===== Exercise materials =====
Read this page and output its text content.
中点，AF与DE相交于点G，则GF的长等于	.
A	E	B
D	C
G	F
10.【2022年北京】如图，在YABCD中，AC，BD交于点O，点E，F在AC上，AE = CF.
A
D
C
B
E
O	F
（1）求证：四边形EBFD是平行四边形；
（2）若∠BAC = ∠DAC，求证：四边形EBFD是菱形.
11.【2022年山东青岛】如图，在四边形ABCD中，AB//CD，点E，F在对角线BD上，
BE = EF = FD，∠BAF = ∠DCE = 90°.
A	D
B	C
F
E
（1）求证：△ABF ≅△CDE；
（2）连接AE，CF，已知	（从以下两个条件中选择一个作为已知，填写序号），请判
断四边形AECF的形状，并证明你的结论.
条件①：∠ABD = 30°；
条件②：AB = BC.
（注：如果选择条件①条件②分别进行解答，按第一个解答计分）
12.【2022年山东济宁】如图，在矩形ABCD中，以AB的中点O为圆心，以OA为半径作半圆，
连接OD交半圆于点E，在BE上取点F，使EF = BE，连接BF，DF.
=====
-- The request --
Output each entry precisely as given.

-- Task result --
Read this page and output its text content.
中点，AF与DE相交于点G，则GF的长等于	.
A	E	B
D	C
G	F
10.【2022年北京】如图，在YABCD中，AC，BD交于点O，点E，F在AC上，AE = CF.
A
D
C
B
E
O	F
（1）求证：四边形EBFD是平行四边形；
（2）若∠BAC = ∠DAC，求证：四边形EBFD是菱形.
11.【2022年山东青岛】如图，在四边形ABCD中，AB//CD，点E，F在对角线BD上，
BE = EF = FD，∠BAF = ∠DCE = 90°.
A	D
B	C
F
E
（1）求证：△ABF ≅△CDE；
（2）连接AE，CF，已知	（从以下两个条件中选择一个作为已知，填写序号），请判
断四边形AECF的形状，并证明你的结论.
条件①：∠ABD = 30°；
条件②：AB = BC.
（注：如果选择条件①条件②分别进行解答，按第一个解答计分）
12.【2022年山东济宁】如图，在矩形ABCD中，以AB的中点O为圆心，以OA为半径作半圆，
连接OD交半圆于点E，在BE上取点F，使EF = BE，连接BF，DF.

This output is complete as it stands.